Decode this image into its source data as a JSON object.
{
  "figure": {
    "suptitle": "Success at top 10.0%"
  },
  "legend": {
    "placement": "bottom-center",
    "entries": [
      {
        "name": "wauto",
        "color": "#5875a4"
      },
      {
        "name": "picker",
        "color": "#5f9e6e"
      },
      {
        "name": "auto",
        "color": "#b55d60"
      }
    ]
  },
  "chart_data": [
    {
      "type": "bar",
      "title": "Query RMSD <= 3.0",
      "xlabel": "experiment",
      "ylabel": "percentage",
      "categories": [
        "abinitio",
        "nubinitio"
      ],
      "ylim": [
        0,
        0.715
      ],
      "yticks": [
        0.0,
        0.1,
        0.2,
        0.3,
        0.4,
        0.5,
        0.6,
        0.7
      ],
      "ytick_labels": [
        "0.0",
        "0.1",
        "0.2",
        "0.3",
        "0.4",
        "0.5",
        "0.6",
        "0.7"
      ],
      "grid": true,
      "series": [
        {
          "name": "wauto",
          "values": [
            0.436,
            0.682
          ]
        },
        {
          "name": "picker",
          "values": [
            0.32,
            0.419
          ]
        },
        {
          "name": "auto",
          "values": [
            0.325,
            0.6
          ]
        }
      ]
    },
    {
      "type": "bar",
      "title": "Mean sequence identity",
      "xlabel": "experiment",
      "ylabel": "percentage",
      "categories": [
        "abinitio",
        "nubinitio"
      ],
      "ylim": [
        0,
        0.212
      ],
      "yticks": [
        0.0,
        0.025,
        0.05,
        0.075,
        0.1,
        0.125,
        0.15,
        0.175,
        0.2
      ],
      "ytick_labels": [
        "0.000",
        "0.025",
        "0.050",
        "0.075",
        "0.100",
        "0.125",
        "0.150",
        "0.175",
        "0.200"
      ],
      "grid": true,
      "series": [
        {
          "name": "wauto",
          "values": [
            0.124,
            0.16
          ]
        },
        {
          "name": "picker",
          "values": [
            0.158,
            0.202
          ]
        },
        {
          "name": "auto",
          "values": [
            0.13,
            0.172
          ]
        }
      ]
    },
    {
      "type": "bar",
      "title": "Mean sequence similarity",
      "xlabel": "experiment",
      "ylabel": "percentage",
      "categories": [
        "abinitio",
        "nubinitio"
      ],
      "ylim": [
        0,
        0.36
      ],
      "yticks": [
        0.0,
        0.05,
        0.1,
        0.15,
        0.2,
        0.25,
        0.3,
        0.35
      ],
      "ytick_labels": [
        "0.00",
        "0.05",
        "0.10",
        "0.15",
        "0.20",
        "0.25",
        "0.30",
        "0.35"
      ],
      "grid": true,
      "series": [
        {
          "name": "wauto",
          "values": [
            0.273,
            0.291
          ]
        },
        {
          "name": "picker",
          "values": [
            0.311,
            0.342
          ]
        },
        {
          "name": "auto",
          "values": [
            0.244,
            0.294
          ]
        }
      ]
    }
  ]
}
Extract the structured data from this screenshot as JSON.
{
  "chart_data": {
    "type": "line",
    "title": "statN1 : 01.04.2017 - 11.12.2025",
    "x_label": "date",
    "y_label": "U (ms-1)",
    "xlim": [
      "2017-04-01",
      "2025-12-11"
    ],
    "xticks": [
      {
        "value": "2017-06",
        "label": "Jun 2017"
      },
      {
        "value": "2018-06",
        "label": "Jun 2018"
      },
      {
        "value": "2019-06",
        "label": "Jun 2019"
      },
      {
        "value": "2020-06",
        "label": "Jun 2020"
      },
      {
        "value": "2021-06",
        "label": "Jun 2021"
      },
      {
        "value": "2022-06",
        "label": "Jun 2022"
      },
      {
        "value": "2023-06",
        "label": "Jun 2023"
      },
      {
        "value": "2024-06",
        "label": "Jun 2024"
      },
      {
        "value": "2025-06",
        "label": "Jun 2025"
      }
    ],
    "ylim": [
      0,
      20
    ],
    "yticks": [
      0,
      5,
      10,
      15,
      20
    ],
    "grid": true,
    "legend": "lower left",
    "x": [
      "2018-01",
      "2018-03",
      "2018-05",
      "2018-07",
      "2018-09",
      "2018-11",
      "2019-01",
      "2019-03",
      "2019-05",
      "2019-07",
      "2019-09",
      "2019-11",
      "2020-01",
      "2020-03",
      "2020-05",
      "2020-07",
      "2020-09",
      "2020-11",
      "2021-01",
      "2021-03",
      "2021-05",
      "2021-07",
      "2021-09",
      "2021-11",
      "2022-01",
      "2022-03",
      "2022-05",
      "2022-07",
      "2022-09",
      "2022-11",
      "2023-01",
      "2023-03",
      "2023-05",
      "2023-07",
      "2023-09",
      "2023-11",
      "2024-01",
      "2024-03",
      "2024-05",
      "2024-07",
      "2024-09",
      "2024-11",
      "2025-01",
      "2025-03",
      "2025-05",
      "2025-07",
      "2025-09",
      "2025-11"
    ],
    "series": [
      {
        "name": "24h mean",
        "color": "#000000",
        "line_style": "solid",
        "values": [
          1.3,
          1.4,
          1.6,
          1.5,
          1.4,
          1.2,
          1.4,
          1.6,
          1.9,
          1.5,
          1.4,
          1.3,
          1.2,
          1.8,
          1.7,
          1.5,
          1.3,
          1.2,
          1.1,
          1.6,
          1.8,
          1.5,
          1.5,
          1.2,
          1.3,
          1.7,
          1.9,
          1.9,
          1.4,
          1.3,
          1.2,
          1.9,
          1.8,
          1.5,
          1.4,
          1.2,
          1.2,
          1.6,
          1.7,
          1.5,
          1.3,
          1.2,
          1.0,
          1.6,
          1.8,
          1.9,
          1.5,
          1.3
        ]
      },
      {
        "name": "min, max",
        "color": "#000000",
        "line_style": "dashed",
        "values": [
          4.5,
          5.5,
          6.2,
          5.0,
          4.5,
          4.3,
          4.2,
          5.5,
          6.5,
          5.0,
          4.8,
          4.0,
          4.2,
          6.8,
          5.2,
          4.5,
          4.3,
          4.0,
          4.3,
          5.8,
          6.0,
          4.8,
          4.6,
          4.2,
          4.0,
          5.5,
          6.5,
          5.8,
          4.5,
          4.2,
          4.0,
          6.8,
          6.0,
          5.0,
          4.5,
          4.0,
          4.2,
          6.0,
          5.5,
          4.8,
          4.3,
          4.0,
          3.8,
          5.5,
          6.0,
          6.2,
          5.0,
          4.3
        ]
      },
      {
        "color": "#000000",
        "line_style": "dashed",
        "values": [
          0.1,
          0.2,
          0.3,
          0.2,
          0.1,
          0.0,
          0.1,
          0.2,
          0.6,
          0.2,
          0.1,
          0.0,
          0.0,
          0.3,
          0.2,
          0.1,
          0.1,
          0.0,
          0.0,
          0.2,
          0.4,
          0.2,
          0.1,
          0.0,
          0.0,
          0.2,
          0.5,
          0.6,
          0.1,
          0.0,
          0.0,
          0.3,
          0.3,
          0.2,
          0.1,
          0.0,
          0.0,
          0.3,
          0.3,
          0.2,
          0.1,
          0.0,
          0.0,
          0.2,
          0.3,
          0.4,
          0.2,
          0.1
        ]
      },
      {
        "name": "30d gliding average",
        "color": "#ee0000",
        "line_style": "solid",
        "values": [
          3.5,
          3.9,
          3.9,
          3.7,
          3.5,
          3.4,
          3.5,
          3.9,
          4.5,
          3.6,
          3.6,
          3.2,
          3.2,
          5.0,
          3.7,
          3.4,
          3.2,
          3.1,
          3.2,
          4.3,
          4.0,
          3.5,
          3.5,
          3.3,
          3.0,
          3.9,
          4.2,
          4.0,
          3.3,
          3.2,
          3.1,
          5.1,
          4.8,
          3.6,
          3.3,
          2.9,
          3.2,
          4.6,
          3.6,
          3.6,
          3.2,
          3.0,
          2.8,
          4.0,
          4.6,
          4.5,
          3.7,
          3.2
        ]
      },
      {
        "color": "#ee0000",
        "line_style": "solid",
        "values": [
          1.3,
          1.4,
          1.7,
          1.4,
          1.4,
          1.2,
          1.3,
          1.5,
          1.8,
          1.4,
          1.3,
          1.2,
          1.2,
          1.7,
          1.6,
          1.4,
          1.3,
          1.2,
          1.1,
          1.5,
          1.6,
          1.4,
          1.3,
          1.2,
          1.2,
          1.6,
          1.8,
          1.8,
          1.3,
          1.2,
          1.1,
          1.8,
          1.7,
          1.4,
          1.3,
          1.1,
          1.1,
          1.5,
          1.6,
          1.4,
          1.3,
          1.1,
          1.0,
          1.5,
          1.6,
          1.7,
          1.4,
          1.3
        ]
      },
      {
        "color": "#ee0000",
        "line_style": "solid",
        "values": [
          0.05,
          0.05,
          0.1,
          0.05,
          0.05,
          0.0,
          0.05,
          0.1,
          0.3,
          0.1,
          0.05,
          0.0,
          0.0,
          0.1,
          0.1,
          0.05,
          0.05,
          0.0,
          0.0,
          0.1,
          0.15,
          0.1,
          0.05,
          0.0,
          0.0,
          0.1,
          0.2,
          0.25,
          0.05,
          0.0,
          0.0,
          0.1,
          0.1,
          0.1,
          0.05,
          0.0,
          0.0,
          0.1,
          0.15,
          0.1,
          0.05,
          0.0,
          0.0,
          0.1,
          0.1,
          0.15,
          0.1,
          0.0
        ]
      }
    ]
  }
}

+ + +

## [Written request]
Find how many lines in the material hold the word "sequence" and state that number alone.

## [Exercise solution]
2